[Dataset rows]

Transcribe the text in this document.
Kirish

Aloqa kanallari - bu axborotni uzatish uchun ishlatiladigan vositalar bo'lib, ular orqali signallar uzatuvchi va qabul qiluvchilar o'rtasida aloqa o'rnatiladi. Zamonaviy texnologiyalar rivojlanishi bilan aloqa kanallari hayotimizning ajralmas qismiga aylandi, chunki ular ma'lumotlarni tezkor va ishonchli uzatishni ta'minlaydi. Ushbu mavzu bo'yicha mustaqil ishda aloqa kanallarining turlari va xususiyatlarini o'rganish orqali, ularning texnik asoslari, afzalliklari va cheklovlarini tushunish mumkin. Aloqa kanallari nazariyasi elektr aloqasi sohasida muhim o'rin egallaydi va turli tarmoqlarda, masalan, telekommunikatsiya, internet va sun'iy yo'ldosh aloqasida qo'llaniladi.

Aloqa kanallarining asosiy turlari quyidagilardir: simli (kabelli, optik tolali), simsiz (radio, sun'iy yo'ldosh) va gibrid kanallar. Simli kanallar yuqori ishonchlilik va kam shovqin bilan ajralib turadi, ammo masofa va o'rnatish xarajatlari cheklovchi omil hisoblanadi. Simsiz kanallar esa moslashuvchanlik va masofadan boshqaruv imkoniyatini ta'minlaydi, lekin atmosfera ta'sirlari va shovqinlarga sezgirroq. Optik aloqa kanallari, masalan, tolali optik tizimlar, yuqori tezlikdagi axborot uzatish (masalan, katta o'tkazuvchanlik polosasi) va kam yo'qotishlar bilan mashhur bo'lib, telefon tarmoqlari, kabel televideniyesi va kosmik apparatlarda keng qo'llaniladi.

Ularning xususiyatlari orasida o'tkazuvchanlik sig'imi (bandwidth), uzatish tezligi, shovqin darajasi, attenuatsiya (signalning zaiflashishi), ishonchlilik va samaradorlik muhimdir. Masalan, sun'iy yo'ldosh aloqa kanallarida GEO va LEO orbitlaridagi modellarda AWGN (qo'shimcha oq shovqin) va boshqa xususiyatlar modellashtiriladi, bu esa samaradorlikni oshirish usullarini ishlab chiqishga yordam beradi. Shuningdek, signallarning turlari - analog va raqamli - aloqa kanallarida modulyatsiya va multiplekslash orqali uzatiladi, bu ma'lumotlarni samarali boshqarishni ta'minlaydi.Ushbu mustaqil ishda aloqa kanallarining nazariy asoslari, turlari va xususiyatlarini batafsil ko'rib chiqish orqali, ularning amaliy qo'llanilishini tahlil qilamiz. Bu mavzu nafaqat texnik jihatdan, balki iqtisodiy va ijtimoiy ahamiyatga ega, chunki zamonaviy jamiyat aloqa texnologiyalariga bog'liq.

• TASK GOAL: Take every line from the records above that has the word "shovqin" and copy it.

• RESPONSE:
Aloqa kanallarining asosiy turlari quyidagilardir: simli (kabelli, optik tolali), simsiz (radio, sun'iy yo'ldosh) va gibrid kanallar. Simli kanallar yuqori ishonchlilik va kam shovqin bilan ajralib turadi, ammo masofa va o'rnatish xarajatlari cheklovchi omil hisoblanadi. Simsiz kanallar esa moslashuvchanlik va masofadan boshqaruv imkoniyatini ta'minlaydi, lekin atmosfera ta'sirlari va shovqinlarga sezgirroq. Optik aloqa kanallari, masalan, tolali optik tizimlar, yuqori tezlikdagi axborot uzatish (masalan, katta o'tkazuvchanlik polosasi) va kam yo'qotishlar bilan mashhur bo'lib, telefon tarmoqlari, kabel televideniyesi va kosmik apparatlarda keng qo'llaniladi.
Ularning xususiyatlari orasida o'tkazuvchanlik sig'imi (bandwidth), uzatish tezligi, shovqin darajasi, attenuatsiya (signalning zaiflashishi), ishonchlilik va samaradorlik muhimdir. Masalan, sun'iy yo'ldosh aloqa kanallarida GEO va LEO orbitlaridagi modellarda AWGN (qo'shimcha oq shovqin) va boshqa xususiyatlar modellashtiriladi, bu esa samaradorlikni oshirish usullarini ishlab chiqishga yordam beradi. Shuningdek, signallarning turlari - analog va raqamli - aloqa kanallarida modulyatsiya va multiplekslash orqali uzatiladi, bu ma'lumotlarni samarali boshqarishni ta'minlaydi.Ushbu mustaqil ishda aloqa kanallarining nazariy asoslari, turlari va xususiyatlarini batafsil ko'rib chiqish orqali, ularning amaliy qo'llanilishini tahlil qilamiz. Bu mavzu nafaqat texnik jihatdan, balki iqtisodiy va ijtimoiy ahamiyatga ega, chunki zamonaviy jamiyat aloqa texnologiyalariga bog'liq.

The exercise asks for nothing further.